__Written problem__:
Copy every line that contains the string "Fukuoka" from the entries below.

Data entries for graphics
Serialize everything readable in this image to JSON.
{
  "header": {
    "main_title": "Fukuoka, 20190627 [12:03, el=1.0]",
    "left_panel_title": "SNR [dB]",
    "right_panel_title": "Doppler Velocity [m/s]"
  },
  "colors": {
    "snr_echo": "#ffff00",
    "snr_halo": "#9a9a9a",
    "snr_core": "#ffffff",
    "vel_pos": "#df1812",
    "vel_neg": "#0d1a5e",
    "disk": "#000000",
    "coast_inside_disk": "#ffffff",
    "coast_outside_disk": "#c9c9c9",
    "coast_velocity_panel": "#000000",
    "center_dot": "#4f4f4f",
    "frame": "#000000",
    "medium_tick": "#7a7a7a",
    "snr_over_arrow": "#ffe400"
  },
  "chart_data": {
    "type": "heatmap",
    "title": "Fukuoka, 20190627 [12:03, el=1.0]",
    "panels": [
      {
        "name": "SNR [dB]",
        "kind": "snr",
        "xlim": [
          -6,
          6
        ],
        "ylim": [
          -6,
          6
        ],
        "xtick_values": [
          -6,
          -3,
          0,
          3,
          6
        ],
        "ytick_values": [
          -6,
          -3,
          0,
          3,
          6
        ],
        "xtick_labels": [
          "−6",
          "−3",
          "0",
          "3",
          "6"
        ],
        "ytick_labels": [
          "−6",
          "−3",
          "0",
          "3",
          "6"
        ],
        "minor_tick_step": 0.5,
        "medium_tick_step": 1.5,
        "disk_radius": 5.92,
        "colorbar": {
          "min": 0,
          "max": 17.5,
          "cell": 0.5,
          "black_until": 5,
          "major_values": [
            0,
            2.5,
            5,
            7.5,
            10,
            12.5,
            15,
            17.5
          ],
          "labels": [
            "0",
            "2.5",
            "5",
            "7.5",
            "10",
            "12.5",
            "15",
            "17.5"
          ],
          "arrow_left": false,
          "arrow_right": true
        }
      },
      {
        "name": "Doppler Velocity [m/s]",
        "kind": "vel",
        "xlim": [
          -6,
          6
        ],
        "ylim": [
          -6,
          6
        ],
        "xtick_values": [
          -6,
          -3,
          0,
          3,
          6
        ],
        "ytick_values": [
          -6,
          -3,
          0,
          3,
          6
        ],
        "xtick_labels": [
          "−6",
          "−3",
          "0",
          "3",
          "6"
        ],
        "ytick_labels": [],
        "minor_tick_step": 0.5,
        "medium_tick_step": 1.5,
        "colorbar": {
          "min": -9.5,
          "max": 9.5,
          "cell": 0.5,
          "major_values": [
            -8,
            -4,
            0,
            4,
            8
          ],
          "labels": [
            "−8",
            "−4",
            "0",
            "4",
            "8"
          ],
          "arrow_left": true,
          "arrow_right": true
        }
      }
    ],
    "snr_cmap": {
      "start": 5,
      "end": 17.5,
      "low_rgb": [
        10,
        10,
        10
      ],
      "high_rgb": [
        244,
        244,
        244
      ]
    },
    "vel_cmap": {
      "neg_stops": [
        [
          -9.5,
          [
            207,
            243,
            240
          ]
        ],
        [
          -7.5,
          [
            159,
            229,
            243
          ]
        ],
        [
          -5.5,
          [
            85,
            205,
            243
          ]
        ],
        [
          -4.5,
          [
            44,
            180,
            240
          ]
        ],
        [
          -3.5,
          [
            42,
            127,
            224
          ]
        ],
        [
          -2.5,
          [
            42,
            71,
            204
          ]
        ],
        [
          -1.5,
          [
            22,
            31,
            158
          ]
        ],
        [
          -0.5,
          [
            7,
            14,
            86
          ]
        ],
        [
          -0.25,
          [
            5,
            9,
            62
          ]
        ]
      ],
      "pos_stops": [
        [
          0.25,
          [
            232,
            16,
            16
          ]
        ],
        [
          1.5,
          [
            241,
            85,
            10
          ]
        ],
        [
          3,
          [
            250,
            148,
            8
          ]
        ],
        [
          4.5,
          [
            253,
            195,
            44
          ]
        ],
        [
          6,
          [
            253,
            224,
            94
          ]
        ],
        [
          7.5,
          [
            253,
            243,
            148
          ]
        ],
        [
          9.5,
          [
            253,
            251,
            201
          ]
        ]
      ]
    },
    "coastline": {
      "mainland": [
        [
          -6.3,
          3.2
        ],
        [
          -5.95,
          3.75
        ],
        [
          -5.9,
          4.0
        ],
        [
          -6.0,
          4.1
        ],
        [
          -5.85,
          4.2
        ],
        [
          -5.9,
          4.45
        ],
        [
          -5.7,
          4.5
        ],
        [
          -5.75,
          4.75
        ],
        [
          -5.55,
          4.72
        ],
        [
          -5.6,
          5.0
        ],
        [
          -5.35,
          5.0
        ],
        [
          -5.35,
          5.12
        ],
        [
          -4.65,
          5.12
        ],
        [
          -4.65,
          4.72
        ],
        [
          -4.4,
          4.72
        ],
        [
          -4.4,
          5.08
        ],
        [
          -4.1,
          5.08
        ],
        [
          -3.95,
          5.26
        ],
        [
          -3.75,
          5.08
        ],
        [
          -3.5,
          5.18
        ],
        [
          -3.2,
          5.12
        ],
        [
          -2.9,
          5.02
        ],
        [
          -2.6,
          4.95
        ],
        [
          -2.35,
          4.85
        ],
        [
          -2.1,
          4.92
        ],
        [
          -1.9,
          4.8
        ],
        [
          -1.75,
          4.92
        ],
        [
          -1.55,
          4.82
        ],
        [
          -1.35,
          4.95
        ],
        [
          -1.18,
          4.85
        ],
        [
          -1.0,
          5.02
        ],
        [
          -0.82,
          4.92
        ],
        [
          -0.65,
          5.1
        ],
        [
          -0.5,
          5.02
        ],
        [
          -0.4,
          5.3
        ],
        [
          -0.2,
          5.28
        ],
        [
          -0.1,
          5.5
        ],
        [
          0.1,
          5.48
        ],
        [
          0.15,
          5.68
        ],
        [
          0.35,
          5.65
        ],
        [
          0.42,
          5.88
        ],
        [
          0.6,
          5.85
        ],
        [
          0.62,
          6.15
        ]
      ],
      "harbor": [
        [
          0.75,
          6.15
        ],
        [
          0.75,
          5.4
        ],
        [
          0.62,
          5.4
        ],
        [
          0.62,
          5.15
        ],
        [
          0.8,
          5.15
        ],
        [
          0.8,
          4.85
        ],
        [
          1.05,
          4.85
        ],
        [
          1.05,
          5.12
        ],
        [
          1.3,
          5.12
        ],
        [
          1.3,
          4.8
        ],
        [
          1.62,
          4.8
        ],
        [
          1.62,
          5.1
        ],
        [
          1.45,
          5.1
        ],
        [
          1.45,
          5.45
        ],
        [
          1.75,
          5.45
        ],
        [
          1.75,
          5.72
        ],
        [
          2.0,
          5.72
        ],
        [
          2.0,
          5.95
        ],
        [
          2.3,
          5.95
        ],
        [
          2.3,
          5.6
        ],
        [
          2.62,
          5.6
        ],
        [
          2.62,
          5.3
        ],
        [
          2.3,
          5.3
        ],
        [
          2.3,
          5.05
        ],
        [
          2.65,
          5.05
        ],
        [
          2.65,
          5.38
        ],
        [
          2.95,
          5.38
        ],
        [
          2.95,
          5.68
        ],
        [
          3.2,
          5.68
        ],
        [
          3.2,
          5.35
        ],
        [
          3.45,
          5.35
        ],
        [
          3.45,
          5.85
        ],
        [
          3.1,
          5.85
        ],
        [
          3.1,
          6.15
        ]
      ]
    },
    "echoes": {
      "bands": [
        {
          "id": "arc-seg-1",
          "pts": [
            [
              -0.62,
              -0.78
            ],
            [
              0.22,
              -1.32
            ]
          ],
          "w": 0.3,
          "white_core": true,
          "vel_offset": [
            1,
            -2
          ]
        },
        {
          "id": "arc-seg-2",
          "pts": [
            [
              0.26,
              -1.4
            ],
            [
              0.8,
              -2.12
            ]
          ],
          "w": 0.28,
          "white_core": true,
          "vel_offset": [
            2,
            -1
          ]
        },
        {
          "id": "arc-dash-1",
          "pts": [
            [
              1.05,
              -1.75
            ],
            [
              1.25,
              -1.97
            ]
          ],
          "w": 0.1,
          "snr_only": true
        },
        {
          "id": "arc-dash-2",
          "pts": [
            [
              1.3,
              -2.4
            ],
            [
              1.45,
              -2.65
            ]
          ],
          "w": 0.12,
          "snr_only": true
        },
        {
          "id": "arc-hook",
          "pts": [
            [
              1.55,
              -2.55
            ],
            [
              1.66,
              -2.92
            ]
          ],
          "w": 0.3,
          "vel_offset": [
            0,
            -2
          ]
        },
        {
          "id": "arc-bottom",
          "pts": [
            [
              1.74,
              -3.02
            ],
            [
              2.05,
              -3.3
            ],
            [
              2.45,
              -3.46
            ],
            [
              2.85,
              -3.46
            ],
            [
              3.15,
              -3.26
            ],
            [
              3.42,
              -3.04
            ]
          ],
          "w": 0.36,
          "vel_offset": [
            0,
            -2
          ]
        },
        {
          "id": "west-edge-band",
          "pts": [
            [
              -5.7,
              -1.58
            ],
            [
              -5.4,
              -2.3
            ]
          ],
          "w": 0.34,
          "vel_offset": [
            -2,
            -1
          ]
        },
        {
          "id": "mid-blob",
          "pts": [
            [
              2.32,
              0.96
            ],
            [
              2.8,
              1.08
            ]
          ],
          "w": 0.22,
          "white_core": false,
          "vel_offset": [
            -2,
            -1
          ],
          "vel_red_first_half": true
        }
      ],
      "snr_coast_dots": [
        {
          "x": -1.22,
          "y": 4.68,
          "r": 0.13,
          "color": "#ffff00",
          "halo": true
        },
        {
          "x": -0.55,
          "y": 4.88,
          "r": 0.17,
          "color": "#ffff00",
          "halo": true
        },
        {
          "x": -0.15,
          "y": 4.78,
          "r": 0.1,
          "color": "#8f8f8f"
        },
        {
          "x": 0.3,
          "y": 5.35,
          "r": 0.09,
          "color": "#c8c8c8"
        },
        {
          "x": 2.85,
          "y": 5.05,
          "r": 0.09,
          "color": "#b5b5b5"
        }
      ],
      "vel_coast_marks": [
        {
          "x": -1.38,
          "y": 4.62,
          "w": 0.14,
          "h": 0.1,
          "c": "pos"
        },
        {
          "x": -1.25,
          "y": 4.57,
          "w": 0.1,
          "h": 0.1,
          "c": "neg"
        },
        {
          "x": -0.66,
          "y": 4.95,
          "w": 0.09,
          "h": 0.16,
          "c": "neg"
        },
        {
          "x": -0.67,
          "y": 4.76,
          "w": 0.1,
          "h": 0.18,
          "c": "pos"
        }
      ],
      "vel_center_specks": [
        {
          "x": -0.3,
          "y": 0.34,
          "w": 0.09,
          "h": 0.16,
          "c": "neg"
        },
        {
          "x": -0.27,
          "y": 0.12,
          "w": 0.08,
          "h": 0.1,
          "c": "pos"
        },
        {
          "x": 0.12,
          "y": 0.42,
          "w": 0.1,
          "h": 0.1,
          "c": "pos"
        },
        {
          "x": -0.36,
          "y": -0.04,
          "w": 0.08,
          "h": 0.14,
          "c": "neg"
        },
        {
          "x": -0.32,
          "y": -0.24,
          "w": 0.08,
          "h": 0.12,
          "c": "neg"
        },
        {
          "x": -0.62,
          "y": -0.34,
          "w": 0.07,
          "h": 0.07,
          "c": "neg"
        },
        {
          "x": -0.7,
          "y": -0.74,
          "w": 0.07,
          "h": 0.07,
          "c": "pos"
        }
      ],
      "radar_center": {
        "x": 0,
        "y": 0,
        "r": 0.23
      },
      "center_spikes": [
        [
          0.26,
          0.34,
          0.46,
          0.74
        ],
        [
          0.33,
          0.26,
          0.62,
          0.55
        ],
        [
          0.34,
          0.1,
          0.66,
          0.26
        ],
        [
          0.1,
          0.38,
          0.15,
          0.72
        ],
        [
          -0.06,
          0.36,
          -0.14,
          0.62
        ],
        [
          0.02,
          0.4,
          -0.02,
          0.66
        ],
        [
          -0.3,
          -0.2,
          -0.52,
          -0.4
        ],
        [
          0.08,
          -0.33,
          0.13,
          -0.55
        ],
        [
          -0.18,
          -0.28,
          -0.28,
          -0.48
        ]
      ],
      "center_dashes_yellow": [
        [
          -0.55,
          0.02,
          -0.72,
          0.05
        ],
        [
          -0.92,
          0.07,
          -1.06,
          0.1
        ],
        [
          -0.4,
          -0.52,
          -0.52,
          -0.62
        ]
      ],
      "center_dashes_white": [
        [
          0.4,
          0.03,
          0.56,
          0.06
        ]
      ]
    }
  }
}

__Response to this task__:
    "main_title": "Fukuoka, 20190627 [12:03, el=1.0]",
    "title": "Fukuoka, 20190627 [12:03, el=1.0]",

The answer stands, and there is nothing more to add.